§ **MATERIAL SHOWN**:
"""

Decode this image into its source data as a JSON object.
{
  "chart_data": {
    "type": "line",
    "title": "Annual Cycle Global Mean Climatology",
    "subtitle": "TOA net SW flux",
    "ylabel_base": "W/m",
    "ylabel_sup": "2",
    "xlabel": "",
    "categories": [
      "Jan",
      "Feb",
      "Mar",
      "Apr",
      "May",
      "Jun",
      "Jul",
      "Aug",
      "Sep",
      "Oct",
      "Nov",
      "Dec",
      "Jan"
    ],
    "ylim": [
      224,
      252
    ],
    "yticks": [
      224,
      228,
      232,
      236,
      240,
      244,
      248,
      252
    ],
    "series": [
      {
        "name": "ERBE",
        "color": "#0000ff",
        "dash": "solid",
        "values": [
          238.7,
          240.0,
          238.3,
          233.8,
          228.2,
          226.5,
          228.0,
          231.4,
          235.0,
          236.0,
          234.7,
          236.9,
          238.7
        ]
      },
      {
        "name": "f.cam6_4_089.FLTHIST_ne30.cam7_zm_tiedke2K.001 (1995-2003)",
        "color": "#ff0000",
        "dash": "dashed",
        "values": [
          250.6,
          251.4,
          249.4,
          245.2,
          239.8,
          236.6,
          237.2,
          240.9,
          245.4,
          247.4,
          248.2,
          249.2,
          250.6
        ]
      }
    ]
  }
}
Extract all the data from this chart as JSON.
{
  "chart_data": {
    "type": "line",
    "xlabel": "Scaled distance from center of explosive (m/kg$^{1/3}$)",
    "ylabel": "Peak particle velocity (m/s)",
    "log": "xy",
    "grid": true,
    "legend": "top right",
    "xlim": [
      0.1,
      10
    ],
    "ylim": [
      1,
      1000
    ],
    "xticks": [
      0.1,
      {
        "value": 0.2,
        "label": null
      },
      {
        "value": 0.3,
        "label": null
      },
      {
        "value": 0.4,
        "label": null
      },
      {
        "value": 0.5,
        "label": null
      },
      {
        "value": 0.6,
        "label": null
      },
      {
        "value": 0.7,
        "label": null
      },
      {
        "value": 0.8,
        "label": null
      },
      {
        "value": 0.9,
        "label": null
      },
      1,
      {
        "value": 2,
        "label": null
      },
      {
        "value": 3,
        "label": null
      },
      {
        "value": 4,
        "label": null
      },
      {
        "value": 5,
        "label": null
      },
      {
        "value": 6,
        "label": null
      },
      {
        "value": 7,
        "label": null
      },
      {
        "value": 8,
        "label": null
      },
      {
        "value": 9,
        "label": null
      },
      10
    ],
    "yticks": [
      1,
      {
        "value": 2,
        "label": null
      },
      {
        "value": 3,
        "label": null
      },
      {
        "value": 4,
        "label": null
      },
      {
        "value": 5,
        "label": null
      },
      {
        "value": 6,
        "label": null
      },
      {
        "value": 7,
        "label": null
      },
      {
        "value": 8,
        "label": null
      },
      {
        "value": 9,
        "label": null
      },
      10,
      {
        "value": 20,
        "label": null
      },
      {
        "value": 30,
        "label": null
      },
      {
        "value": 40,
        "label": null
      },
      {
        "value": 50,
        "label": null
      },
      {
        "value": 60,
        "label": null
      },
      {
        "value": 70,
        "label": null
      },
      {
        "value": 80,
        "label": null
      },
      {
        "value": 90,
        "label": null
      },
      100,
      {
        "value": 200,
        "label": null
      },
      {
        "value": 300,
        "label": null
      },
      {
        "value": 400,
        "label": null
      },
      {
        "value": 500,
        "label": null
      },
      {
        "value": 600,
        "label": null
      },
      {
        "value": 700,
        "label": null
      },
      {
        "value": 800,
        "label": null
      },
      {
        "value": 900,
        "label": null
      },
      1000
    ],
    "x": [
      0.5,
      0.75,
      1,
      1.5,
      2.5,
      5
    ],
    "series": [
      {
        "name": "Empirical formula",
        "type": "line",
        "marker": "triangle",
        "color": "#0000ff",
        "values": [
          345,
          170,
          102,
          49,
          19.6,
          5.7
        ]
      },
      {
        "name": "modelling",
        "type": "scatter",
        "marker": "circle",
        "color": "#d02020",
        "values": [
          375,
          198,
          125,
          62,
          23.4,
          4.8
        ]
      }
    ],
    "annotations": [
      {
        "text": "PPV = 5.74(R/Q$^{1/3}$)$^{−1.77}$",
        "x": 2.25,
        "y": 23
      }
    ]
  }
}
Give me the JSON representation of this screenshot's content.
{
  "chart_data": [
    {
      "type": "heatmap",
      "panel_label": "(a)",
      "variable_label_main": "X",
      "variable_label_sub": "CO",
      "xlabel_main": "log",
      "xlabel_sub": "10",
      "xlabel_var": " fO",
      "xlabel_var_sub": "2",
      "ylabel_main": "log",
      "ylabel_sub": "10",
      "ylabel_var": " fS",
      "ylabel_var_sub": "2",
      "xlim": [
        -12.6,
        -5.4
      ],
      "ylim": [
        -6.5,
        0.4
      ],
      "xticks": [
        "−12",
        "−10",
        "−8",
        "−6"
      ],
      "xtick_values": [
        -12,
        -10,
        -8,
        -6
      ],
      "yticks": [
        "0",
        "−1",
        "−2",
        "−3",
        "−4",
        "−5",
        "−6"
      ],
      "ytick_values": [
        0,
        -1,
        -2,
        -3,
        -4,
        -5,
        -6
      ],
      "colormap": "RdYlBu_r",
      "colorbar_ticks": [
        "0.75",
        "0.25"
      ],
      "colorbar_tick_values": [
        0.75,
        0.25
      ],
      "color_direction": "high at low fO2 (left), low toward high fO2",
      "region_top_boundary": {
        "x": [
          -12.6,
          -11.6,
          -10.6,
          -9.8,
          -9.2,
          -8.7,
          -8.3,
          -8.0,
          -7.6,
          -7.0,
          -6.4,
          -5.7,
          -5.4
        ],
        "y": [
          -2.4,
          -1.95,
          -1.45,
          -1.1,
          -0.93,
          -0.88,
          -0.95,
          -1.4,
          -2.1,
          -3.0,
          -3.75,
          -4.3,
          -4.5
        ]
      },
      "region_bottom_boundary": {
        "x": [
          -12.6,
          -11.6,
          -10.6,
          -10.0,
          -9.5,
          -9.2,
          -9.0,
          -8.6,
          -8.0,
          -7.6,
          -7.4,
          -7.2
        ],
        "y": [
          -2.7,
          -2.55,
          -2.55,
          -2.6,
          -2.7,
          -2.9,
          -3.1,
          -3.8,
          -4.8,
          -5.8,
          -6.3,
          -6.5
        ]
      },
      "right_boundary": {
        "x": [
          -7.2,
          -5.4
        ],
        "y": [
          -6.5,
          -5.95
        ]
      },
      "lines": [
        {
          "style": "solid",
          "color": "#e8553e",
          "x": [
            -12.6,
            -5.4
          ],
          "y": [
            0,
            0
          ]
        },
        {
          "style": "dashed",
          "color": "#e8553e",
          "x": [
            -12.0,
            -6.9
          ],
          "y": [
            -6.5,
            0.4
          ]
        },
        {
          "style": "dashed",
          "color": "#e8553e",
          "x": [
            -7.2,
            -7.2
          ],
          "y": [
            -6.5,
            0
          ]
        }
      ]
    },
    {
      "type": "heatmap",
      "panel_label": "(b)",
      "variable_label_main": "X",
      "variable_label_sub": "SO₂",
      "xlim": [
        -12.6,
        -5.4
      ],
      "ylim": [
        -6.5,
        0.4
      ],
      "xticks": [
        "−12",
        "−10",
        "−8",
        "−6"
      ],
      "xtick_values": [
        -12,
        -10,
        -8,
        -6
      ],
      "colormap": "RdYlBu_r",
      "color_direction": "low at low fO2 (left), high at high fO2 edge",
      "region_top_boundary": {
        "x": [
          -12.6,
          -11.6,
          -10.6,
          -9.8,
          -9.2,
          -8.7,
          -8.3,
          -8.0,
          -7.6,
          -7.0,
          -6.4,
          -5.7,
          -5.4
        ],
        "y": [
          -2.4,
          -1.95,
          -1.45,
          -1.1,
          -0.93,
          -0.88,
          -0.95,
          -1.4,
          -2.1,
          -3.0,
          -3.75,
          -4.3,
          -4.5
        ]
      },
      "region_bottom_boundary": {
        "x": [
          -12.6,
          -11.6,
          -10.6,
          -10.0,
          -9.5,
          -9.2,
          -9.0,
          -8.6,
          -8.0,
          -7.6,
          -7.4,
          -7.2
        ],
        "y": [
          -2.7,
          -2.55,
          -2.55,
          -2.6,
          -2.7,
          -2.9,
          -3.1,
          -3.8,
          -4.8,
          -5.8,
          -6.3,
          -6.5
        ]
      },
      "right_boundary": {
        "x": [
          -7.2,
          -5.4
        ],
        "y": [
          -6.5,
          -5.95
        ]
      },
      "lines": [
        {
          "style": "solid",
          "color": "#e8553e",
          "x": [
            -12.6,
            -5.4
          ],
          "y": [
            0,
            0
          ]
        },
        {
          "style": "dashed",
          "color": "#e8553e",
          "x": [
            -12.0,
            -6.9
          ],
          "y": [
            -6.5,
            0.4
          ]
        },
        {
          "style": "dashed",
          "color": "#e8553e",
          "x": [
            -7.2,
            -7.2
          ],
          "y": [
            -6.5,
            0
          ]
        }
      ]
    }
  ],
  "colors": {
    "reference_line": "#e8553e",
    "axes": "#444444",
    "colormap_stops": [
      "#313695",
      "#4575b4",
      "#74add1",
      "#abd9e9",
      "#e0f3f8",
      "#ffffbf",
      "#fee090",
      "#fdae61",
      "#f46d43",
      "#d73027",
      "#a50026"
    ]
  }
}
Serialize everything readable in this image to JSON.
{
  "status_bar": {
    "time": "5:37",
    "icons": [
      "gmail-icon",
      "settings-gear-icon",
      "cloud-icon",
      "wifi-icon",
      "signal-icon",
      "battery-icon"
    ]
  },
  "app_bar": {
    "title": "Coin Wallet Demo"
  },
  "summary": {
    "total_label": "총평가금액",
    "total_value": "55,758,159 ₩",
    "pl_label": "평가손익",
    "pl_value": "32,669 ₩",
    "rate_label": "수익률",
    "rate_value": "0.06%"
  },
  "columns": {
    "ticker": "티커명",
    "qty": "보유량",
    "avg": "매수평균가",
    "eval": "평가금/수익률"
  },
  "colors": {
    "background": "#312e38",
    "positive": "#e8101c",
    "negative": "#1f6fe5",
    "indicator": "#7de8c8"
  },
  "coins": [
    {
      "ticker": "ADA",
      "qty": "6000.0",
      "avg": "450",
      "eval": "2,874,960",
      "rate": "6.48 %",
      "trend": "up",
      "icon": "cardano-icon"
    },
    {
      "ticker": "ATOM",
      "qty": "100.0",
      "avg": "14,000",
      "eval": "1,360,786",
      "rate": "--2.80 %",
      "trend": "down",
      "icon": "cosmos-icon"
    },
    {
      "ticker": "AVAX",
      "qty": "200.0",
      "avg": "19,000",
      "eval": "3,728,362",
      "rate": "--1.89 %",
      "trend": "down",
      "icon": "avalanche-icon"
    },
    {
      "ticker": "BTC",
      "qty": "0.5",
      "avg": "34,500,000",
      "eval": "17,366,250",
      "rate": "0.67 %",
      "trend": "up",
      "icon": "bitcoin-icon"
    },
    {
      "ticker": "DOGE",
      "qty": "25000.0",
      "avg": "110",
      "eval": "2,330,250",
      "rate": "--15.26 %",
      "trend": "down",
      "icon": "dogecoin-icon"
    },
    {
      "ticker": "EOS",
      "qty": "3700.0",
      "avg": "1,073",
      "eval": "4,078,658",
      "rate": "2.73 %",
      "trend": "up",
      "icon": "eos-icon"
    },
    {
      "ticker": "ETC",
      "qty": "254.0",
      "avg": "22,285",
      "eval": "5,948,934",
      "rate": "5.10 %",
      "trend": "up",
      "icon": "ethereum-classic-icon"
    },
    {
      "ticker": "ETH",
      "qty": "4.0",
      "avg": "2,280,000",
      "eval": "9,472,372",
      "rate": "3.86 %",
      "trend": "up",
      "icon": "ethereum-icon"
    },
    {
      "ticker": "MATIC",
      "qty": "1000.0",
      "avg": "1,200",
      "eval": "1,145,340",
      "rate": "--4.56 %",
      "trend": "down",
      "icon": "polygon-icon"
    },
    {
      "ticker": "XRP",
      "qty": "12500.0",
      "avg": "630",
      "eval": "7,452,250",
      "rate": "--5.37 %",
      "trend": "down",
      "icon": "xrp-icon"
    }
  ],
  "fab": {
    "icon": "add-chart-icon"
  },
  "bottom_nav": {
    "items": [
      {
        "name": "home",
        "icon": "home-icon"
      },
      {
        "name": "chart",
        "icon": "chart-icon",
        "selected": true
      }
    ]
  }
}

"""

§ **YOUR OBJECTIVE**:
Search the data for the word "high" and copy each line where it appears.

§ **EXPECTED ANSWER**:
      "color_direction": "high at low fO2 (left), low toward high fO2",
      "color_direction": "low at low fO2 (left), high at high fO2 edge",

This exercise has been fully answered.